(Data entries)
□ □ □ □ □ □ □

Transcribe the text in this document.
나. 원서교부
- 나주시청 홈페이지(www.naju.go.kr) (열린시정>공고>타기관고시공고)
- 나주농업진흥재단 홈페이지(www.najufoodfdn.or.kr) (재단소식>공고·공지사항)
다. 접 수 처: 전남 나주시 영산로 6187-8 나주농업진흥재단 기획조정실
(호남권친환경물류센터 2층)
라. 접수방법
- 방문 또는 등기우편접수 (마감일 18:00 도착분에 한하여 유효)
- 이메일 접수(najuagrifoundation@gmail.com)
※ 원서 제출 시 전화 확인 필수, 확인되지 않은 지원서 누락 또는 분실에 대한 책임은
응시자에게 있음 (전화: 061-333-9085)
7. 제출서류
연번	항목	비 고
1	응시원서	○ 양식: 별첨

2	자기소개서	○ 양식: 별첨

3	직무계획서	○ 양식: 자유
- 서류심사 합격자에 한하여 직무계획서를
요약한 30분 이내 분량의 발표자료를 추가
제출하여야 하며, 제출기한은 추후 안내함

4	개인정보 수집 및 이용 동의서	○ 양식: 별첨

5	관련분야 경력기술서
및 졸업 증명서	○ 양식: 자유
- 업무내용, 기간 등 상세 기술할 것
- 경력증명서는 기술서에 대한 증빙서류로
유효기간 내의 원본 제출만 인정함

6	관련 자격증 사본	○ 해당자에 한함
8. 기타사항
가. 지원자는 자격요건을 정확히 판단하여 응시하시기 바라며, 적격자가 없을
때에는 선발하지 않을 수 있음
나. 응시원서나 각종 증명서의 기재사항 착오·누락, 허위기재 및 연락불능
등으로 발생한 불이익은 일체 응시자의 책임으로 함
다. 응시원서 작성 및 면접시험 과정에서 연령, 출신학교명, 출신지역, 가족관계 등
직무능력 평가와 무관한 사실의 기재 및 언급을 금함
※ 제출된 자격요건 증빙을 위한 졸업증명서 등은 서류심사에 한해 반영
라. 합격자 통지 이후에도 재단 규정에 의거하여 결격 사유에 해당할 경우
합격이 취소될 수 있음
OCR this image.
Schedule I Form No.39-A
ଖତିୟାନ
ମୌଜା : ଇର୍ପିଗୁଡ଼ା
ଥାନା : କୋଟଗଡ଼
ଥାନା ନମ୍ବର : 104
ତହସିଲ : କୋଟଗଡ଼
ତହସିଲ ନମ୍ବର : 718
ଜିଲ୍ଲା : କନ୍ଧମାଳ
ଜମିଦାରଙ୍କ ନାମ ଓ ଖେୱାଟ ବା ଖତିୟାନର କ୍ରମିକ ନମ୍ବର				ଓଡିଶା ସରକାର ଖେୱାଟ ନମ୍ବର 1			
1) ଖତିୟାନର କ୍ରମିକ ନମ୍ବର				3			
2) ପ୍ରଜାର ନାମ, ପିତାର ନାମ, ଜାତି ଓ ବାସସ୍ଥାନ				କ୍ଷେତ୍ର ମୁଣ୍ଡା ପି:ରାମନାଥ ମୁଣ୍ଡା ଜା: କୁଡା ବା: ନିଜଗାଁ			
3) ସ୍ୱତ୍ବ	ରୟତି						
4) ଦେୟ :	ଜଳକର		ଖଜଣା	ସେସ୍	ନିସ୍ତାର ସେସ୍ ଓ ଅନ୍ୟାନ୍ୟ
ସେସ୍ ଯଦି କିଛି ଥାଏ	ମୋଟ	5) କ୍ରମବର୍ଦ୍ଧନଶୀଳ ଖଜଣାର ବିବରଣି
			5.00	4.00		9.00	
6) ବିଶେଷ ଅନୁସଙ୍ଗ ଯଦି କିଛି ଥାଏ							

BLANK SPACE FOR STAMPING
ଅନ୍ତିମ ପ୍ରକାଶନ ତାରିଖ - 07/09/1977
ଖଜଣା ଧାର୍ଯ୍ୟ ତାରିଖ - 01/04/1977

□ □ □ □ □ □ □

▶ _The exercise_
Examine the records and pull out every line where the string "나주농업진흥재단" occurs.

▶ _Result of the task_
- 나주농업진흥재단 홈페이지(www.najufoodfdn.or.kr) (재단소식>공고·공지사항)
다. 접 수 처: 전남 나주시 영산로 6187-8 나주농업진흥재단 기획조정실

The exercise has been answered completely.